## Stored records
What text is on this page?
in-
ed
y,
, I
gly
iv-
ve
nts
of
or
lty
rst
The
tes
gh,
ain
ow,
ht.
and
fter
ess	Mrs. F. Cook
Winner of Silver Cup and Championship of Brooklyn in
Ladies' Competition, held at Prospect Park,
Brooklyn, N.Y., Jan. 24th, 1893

## Exercise directions
Each of the records should be retyped exactly.

## Correct answer
What text is on this page?
in-
ed
y,
, I
gly
iv-
ve
nts
of
or
lty
rst
The
tes
gh,
ain
ow,
ht.
and
fter
ess	Mrs. F. Cook
Winner of Silver Cup and Championship of Brooklyn in
Ladies' Competition, held at Prospect Park,
Brooklyn, N.Y., Jan. 24th, 1893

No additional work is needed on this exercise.